**What is being asked:** Using the listing below, extract each line that has the word "image" in it.

**Records:**
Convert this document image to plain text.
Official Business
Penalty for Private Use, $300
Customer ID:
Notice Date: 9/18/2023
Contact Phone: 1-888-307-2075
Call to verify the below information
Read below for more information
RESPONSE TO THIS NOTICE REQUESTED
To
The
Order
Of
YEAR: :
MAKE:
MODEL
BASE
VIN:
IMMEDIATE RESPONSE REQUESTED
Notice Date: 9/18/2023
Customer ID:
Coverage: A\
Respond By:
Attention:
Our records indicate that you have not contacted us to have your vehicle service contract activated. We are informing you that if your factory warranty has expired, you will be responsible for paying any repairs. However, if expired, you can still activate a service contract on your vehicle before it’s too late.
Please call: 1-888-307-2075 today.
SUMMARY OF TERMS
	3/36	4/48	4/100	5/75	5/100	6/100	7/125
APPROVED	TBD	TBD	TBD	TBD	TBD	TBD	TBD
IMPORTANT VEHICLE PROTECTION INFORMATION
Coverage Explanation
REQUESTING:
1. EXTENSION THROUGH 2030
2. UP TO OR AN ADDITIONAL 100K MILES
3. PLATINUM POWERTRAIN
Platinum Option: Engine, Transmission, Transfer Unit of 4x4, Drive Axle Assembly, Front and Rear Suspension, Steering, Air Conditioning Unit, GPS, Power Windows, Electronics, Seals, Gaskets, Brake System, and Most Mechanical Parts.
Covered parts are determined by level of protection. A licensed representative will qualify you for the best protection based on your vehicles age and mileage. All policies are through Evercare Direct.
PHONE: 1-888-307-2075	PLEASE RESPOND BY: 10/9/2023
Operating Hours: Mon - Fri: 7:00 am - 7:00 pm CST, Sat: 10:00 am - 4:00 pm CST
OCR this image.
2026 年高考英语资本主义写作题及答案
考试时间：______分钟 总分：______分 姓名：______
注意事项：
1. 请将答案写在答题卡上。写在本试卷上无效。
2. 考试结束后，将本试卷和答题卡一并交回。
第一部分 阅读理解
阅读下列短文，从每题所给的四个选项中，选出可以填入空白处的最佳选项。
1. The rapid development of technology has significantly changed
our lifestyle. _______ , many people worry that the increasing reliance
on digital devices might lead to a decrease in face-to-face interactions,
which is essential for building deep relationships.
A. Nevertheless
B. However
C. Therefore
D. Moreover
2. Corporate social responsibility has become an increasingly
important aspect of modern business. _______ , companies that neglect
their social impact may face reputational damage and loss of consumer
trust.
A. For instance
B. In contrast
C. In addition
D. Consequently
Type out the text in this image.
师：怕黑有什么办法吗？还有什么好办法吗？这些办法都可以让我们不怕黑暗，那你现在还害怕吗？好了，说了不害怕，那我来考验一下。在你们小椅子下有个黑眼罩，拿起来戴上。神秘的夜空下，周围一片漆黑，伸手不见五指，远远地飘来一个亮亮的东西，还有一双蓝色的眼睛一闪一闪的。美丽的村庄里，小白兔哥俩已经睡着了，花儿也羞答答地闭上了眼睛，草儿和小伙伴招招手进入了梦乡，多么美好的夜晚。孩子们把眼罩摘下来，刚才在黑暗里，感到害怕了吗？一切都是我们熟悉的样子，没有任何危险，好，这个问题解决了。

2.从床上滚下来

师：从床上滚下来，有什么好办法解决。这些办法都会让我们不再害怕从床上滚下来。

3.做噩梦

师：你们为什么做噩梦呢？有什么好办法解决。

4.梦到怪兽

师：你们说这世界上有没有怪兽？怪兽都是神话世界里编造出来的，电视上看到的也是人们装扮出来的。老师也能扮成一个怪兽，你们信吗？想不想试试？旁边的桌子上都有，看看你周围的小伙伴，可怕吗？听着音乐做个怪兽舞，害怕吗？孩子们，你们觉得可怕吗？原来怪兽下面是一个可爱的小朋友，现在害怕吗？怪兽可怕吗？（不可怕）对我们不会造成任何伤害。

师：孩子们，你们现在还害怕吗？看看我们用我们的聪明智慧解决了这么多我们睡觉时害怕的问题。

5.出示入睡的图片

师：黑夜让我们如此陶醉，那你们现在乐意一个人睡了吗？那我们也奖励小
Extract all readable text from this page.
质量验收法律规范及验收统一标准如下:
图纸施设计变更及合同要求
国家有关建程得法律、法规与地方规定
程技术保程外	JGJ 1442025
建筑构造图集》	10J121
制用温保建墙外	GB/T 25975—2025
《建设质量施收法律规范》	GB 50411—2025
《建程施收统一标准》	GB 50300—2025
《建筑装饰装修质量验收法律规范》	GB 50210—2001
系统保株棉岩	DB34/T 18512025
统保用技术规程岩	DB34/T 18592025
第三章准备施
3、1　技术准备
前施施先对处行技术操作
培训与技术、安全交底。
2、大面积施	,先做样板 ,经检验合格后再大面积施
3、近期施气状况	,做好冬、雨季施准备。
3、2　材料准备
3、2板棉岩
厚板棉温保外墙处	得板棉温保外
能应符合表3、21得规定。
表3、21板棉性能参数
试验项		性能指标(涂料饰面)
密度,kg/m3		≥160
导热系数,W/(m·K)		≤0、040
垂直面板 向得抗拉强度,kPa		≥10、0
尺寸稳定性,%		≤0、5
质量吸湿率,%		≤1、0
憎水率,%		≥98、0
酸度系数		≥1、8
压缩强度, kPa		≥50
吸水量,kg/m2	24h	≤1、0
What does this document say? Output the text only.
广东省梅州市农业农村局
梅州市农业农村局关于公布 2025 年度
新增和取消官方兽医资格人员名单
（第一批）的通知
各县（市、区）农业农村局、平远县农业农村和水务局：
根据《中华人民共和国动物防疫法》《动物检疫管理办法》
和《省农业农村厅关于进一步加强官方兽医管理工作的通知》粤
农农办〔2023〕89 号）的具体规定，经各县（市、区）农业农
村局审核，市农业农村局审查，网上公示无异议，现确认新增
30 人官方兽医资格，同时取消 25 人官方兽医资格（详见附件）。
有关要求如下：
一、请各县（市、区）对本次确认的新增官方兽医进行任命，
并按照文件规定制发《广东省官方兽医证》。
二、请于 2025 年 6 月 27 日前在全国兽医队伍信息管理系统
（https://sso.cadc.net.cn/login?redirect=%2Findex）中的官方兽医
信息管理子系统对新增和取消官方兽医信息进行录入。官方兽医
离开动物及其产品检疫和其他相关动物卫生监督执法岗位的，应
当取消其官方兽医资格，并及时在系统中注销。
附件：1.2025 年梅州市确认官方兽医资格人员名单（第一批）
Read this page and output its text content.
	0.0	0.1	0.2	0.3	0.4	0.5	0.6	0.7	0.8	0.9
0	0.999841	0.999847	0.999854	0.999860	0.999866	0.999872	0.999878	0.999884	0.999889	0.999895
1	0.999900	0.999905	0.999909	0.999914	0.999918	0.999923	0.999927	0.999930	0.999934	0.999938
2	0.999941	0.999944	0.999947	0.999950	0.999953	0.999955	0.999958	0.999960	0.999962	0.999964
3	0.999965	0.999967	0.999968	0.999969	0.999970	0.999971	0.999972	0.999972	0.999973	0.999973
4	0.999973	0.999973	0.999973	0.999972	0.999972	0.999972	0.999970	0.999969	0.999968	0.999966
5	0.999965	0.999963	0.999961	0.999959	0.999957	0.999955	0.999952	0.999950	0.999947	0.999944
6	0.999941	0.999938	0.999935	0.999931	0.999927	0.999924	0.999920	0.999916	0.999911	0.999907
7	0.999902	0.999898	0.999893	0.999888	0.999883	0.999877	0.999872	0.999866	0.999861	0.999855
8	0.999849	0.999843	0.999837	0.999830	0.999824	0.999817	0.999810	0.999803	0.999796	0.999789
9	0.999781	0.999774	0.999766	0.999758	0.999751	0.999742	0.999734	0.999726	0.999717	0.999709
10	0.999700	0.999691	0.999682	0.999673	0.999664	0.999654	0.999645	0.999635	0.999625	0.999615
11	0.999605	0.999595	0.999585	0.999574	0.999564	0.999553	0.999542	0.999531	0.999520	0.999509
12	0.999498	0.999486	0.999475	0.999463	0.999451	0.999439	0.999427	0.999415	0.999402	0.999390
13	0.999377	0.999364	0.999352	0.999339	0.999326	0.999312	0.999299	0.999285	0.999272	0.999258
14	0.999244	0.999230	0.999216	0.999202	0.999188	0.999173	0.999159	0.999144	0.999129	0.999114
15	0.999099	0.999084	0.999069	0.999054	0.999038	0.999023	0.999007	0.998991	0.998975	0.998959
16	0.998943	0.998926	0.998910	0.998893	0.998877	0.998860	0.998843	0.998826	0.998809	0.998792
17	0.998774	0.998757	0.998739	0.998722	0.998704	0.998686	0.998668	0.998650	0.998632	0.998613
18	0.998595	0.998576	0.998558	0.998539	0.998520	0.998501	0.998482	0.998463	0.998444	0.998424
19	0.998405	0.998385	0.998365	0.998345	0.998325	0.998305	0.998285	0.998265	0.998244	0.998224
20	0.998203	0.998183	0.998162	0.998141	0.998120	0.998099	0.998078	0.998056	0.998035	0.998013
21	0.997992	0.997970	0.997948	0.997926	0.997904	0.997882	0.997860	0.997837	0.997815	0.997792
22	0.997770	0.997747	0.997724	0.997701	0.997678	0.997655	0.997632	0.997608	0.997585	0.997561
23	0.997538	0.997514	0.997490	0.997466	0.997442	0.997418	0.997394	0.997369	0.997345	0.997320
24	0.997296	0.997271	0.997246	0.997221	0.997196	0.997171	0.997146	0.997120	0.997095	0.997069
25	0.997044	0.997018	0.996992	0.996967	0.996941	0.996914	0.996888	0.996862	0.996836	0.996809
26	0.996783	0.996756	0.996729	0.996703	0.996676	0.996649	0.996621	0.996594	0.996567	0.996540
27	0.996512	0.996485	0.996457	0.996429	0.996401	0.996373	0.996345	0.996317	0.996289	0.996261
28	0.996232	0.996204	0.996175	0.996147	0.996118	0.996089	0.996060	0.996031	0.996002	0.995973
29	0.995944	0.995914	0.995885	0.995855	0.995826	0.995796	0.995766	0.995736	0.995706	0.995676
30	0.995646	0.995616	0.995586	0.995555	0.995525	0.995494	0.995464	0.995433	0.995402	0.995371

**Reply to the exercise:**
Convert this document image to plain text.
OCR this image.
Type out the text in this image.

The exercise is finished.